REQUIRED WORK:
Pick out every line that holds the string "year" and copy it.

--- START DATA PROVIDED ---

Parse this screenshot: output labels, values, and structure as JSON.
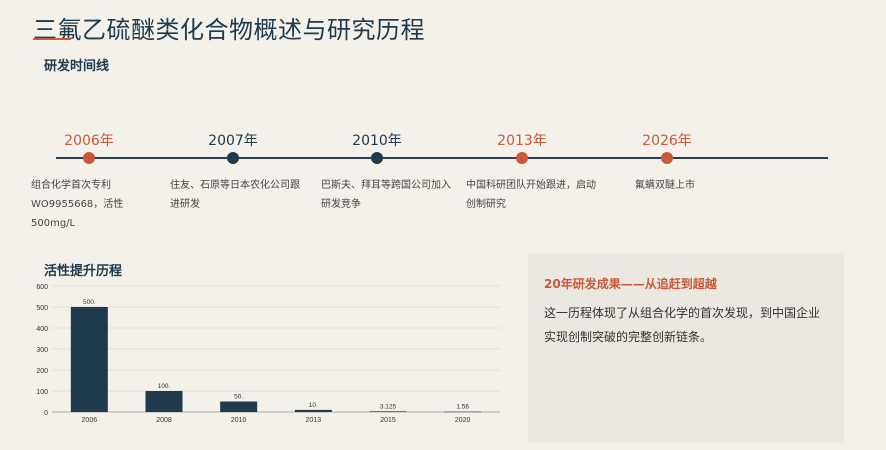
{
  "page": {
    "title": "三氟乙硫醚类化合物概述与研究历程"
  },
  "timeline": {
    "heading": "研发时间线",
    "events": [
      {
        "year": "2006年",
        "desc": "组合化学首次专利\nWO9955668，活性500mg/L",
        "color": "#c85a3a"
      },
      {
        "year": "2007年",
        "desc": "住友、石原等日本农化公司跟\n进研发",
        "color": "#1e3a4c"
      },
      {
        "year": "2010年",
        "desc": "巴斯夫、拜耳等跨国公司加入\n研发竞争",
        "color": "#1e3a4c"
      },
      {
        "year": "2013年",
        "desc": "中国科研团队开始跟进，启动\n创制研究",
        "color": "#c85a3a"
      },
      {
        "year": "2026年",
        "desc": "氟螨双醚上市",
        "color": "#c85a3a"
      }
    ]
  },
  "chart_section": {
    "heading": "活性提升历程"
  },
  "chart_data": {
    "type": "bar",
    "categories": [
      "2006",
      "2008",
      "2010",
      "2013",
      "2015",
      "2020"
    ],
    "values": [
      500,
      100,
      50,
      10,
      3.125,
      1.56
    ],
    "value_labels": [
      "500.",
      "100.",
      "50.",
      "10.",
      "3.125",
      "1.56"
    ],
    "ylim": [
      0,
      600
    ],
    "yticks": [
      0,
      100,
      200,
      300,
      400,
      500,
      600
    ],
    "grid": true,
    "bar_color": "#1e3a4c"
  },
  "panel": {
    "title": "20年研发成果——从追赶到超越",
    "body": "这一历程体现了从组合化学的首次发现，到中国企业实现创制突破的完整创新链条。"
  }
}
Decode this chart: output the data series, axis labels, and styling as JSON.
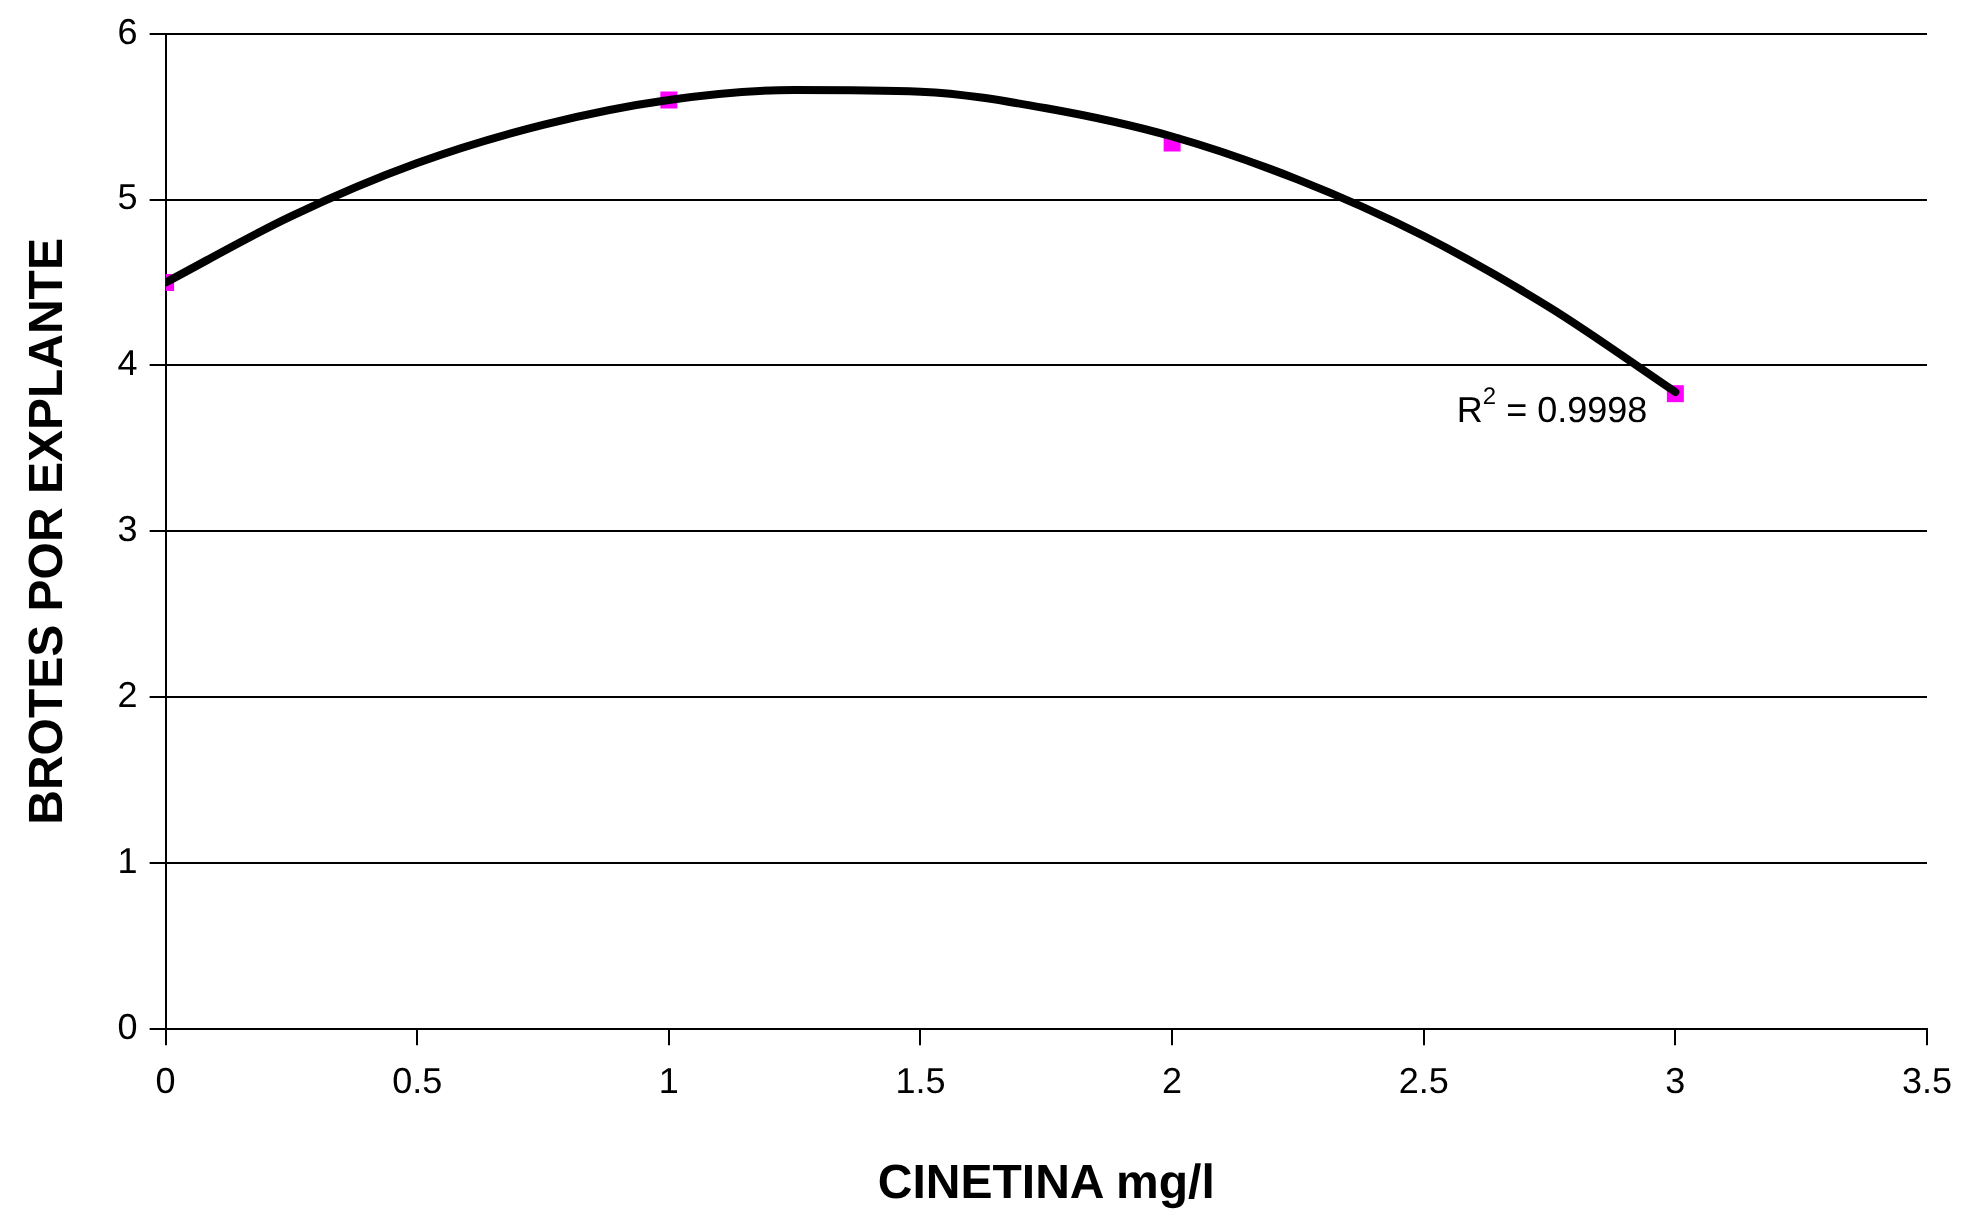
{
  "chart_data": {
    "type": "scatter",
    "xlabel": "CINETINA mg/l",
    "ylabel": "BROTES POR EXPLANTE",
    "x": [
      0,
      1,
      2,
      3
    ],
    "xlim": [
      0,
      3.5
    ],
    "xticks": [
      0,
      0.5,
      1,
      1.5,
      2,
      2.5,
      3,
      3.5
    ],
    "ylim": [
      0,
      6
    ],
    "yticks": [
      0,
      1,
      2,
      3,
      4,
      5,
      6
    ],
    "grid": "y",
    "legend": false,
    "series": [
      {
        "color": "#ff00ff",
        "marker": "square",
        "values": [
          4.5,
          5.6,
          5.34,
          3.83
        ]
      },
      {
        "type": "line",
        "color": "#000000",
        "marker": "none",
        "line_style": "solid",
        "x": [
          0,
          0.25,
          0.5,
          0.75,
          1,
          1.25,
          1.5,
          1.75,
          2,
          2.25,
          2.5,
          2.75,
          3
        ],
        "values": [
          4.5,
          4.9,
          5.22,
          5.45,
          5.6,
          5.66,
          5.65,
          5.55,
          5.38,
          5.12,
          4.78,
          4.35,
          3.84
        ]
      }
    ],
    "annotations": [
      {
        "text": "R$^{2}$ = 0.9998",
        "x": 3,
        "y": 3.83
      }
    ]
  }
}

--- END DATA PROVIDED ---

TASK SOLUTION:
        "year": "2006年",
        "year": "2007年",
        "year": "2010年",
        "year": "2013年",
        "year": "2026年",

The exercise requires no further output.